STATED PROBLEM -> Copy out every line of the records where the string "экскурсию" occurs.

##### RECORDS FOR THIS EXERCISE

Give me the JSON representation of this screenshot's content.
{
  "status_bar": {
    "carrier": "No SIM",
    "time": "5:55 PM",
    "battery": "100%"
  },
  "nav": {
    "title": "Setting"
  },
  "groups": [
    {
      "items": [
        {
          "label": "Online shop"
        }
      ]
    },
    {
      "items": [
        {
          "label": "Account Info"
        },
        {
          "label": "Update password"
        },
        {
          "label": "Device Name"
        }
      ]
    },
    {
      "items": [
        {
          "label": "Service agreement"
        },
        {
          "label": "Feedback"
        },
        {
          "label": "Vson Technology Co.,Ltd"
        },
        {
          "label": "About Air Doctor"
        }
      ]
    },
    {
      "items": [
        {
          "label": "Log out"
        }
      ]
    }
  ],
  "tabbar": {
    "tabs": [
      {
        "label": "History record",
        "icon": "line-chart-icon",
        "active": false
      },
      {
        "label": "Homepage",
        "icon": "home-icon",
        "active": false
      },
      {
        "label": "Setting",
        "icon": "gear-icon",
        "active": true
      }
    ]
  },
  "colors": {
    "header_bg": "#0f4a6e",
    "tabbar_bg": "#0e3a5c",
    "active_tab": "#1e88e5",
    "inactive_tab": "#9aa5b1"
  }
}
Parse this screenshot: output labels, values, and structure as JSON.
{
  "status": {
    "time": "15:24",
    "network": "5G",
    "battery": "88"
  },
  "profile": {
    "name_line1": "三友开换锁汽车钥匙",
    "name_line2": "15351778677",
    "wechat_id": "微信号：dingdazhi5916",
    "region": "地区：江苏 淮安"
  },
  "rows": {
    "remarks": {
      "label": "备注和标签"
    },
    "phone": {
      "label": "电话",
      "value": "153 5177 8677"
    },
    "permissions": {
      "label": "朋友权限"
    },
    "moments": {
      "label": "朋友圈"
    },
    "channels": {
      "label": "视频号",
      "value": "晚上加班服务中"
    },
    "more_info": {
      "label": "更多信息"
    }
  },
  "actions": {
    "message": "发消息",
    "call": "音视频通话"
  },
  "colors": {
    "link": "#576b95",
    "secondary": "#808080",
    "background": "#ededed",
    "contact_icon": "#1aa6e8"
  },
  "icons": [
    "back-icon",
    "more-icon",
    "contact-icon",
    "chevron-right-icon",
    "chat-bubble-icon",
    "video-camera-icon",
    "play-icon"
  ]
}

##########
##### RECORDS FOR THIS EXERCISE

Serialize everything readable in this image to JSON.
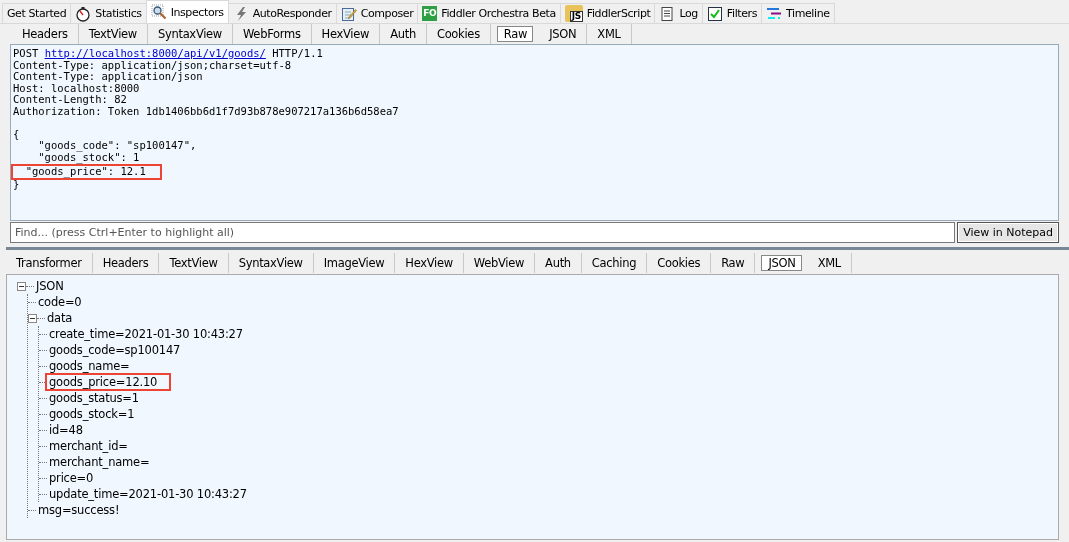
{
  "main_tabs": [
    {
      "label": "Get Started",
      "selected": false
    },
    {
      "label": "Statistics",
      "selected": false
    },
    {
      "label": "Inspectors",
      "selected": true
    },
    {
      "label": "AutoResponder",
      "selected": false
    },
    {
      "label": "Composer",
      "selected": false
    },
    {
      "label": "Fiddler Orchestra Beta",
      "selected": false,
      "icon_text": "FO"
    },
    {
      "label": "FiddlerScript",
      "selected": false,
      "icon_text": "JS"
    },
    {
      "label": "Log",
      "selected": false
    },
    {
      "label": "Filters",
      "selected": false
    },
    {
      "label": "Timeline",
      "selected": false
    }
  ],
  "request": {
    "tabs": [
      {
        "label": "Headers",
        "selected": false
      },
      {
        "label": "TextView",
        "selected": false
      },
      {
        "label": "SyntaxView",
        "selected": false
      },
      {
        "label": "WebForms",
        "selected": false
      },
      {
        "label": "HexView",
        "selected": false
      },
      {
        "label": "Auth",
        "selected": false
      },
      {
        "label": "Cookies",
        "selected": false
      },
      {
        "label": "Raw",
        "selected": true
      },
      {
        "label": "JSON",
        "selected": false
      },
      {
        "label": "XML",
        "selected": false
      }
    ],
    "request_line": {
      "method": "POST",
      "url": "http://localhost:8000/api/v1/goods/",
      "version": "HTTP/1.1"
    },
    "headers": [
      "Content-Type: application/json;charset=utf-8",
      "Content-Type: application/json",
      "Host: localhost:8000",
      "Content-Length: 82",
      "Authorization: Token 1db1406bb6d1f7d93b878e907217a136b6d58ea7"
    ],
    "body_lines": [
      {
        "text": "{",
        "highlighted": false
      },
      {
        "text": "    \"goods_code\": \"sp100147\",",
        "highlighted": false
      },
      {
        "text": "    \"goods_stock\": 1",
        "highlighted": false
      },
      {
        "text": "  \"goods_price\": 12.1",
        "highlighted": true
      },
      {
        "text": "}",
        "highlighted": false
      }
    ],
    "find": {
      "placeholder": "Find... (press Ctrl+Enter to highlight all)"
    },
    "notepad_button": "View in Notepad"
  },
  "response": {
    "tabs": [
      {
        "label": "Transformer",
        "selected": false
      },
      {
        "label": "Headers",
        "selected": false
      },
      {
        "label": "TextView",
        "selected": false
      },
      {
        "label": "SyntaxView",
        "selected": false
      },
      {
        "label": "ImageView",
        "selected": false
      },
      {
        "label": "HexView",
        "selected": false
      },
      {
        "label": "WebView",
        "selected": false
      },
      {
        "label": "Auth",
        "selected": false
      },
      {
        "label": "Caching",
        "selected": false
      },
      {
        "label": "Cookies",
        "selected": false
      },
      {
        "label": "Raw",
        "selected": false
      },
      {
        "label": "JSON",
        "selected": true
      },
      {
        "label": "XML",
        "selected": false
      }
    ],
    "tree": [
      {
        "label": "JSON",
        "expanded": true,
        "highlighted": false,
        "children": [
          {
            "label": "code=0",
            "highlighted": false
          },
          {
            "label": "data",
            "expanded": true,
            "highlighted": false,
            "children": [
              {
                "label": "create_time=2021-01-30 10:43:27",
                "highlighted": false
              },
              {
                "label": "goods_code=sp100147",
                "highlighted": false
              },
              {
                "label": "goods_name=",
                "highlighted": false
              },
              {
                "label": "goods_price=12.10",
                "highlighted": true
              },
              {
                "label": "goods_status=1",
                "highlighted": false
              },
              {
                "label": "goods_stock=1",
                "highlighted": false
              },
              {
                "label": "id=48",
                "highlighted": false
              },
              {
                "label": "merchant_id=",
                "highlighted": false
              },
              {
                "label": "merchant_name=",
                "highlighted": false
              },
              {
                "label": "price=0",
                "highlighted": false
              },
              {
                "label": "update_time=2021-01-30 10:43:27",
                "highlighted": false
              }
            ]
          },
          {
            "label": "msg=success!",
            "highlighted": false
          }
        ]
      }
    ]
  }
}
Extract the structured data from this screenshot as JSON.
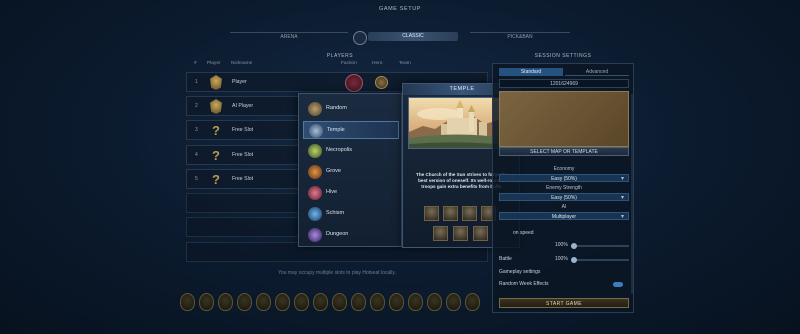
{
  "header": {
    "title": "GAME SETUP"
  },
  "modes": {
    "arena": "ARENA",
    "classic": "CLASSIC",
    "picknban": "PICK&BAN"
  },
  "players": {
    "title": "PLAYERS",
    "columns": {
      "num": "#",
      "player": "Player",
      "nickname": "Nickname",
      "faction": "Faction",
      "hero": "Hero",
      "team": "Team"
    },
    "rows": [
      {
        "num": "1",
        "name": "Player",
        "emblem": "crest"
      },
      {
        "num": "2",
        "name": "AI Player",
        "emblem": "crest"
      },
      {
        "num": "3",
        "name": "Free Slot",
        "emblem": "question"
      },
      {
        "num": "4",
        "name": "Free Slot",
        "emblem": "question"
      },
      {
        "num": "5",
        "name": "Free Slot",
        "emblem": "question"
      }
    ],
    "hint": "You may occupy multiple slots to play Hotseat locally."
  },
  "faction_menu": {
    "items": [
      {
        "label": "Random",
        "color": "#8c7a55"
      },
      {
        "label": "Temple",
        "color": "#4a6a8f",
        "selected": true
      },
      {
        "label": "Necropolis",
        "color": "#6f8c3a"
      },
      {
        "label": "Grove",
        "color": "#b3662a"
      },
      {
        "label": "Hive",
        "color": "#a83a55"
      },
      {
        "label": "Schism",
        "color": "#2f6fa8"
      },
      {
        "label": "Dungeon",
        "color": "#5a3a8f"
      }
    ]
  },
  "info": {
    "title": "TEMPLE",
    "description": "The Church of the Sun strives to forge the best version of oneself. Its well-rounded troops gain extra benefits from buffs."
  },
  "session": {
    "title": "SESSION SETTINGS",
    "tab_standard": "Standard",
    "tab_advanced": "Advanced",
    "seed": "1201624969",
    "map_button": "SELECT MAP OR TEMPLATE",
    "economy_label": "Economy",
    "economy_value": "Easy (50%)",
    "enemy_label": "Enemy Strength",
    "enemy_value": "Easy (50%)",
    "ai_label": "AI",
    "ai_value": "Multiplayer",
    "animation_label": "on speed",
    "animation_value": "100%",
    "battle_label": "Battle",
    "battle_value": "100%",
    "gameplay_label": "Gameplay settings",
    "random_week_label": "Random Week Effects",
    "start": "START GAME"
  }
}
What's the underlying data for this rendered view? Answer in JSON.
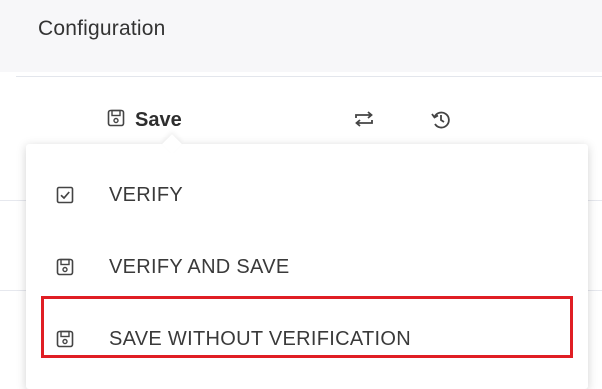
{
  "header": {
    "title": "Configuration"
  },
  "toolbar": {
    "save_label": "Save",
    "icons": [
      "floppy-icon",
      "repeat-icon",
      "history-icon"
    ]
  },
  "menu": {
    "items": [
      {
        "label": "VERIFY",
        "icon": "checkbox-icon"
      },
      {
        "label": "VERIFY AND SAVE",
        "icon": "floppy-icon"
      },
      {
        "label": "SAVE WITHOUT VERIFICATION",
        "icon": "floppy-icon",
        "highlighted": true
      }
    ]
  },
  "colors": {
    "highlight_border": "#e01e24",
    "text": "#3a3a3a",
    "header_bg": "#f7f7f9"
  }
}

##########
##### RECORDS FOR THIS EXERCISE

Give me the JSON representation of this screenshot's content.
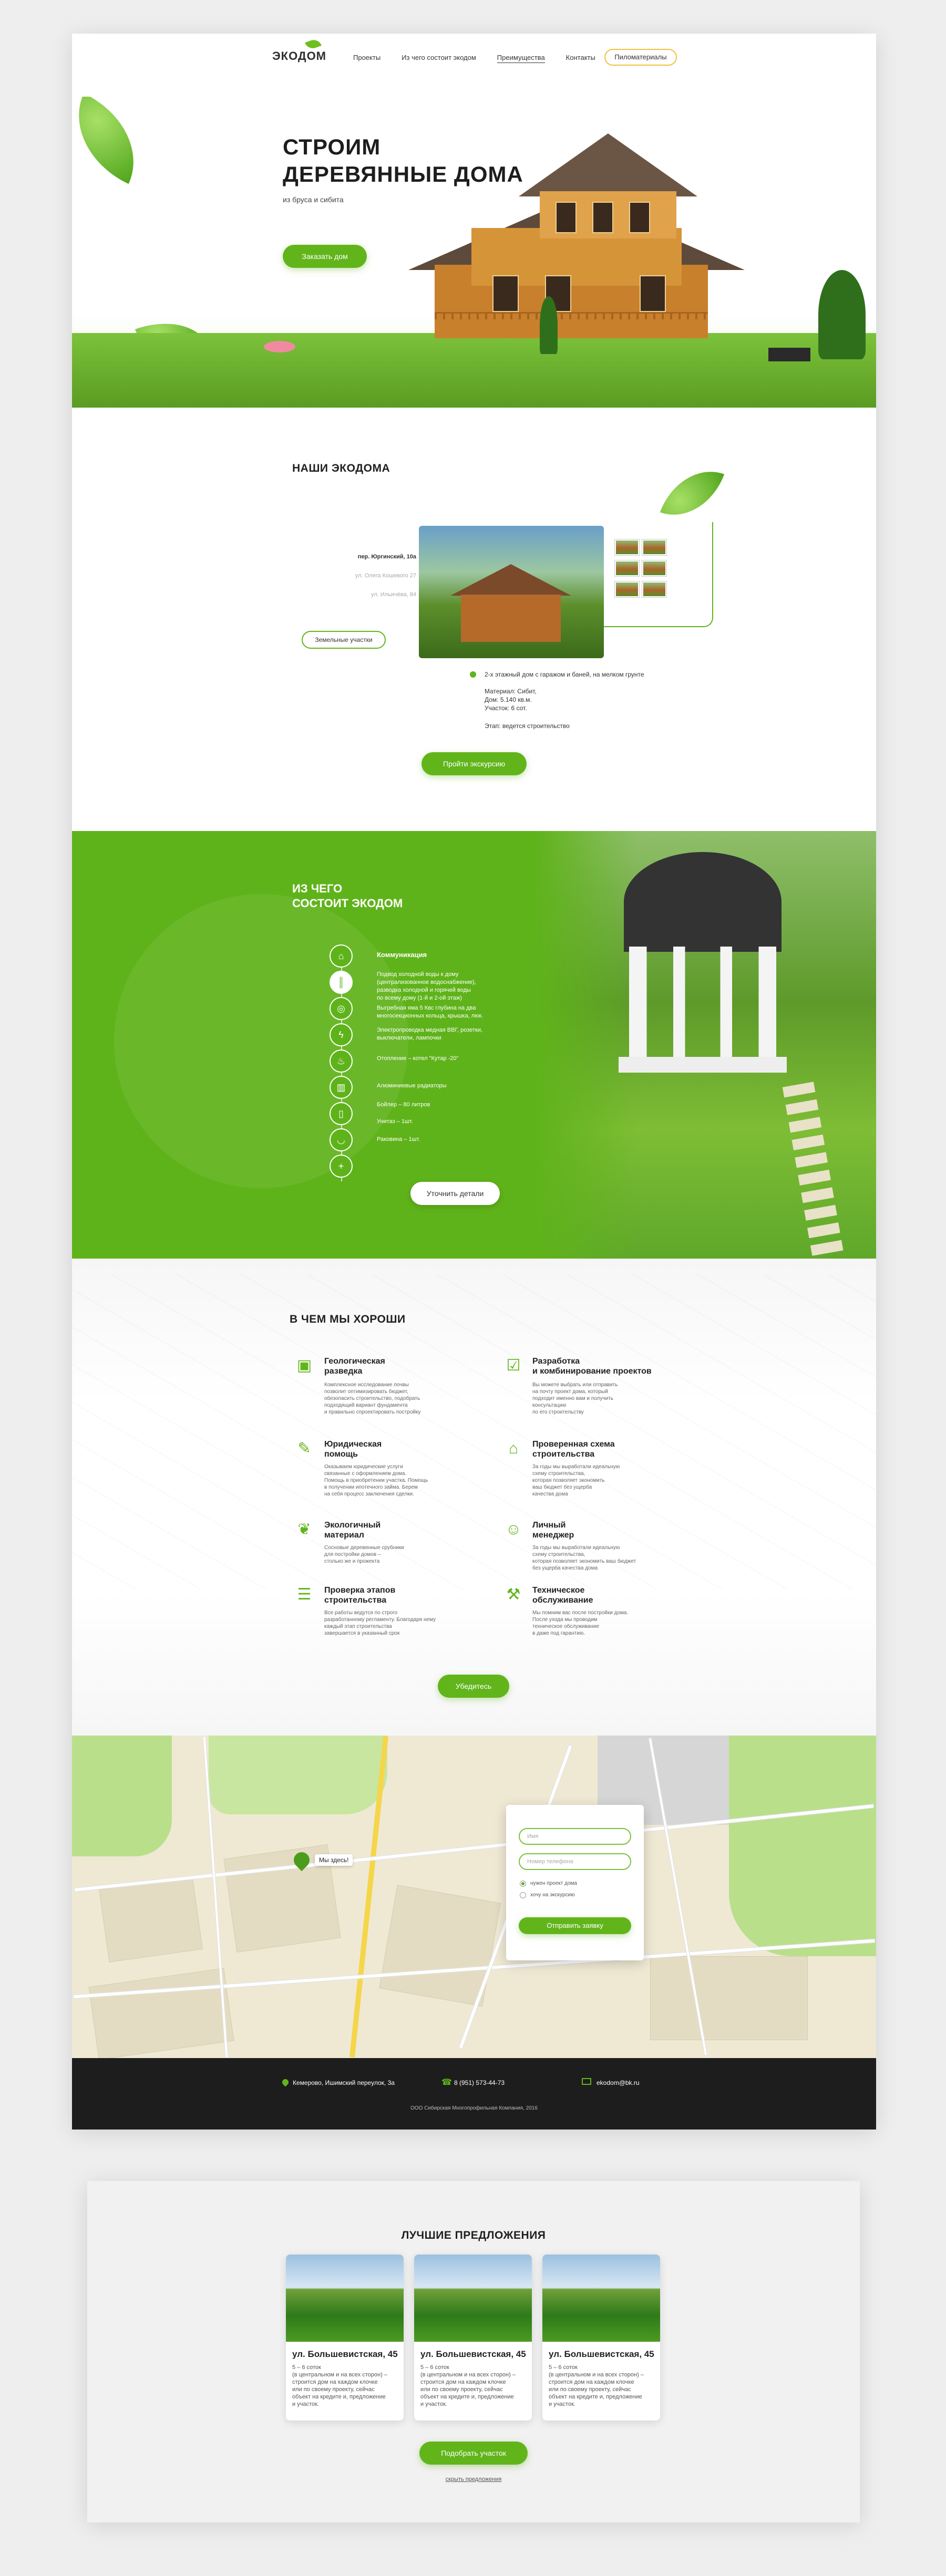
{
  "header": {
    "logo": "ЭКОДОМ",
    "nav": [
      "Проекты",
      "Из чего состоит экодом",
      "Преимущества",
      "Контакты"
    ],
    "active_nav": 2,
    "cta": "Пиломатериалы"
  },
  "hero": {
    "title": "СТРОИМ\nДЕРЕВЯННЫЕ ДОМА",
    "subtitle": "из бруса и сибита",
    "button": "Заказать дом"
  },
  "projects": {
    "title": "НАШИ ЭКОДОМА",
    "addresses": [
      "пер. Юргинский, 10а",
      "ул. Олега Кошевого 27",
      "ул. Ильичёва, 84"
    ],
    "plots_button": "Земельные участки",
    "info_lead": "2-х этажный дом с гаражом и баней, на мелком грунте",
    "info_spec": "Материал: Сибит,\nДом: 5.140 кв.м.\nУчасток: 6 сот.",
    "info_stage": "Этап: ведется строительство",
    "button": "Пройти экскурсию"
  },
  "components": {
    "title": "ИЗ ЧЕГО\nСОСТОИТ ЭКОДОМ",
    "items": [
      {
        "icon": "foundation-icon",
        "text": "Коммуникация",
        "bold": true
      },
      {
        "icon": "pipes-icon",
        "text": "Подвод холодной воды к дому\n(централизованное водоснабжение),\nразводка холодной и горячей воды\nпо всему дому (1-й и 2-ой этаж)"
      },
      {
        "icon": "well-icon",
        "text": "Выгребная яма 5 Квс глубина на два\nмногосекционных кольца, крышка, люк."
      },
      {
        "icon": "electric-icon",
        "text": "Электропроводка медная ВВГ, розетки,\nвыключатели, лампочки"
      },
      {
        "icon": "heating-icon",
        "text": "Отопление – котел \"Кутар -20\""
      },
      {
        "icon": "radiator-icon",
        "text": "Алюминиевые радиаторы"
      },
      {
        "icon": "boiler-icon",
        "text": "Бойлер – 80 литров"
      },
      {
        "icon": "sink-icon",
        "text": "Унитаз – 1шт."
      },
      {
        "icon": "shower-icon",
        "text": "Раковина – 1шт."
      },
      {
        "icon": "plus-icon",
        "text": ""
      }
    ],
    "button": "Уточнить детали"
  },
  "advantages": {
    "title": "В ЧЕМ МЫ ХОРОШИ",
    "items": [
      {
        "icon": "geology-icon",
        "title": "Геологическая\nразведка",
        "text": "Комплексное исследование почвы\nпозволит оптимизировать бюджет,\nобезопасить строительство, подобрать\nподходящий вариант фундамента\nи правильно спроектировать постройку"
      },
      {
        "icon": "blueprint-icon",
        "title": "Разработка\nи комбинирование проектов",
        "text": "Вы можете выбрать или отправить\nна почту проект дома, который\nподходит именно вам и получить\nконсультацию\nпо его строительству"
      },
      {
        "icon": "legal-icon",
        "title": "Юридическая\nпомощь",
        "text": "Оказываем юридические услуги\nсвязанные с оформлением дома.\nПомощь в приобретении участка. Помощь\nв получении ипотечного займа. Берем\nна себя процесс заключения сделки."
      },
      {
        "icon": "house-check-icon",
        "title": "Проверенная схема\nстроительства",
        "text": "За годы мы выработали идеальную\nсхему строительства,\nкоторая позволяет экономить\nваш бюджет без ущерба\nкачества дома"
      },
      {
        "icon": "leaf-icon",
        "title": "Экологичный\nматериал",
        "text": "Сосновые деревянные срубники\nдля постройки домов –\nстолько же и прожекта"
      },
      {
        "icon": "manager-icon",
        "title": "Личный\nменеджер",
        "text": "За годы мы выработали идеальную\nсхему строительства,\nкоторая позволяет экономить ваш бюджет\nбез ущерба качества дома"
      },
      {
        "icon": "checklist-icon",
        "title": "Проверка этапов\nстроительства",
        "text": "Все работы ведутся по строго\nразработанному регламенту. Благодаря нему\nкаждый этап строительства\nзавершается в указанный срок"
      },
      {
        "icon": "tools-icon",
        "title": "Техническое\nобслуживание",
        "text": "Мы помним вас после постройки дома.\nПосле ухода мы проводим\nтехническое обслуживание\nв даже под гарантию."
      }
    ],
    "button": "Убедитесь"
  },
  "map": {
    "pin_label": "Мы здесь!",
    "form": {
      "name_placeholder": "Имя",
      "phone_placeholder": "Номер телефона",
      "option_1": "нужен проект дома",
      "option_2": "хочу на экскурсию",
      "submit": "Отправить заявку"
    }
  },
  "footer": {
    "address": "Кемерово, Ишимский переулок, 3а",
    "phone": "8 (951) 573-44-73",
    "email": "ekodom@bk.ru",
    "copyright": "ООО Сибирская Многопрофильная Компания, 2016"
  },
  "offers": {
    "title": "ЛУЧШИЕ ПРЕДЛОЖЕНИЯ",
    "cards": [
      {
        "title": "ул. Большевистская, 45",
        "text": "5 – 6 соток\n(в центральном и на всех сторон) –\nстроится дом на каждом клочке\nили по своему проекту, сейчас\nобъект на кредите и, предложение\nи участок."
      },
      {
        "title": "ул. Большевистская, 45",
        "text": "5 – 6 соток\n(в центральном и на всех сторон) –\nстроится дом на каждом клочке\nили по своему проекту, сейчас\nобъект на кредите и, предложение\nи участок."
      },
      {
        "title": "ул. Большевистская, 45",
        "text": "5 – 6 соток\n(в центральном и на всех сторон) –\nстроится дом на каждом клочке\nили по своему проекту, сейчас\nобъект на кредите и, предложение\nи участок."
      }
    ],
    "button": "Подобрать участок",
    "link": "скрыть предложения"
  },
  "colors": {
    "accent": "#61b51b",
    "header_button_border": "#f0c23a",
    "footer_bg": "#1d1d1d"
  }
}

##########

RESULT FOR THIS EXERCISE ->
    "button": "Пройти экскурсию"
      "option_2": "хочу на экскурсию",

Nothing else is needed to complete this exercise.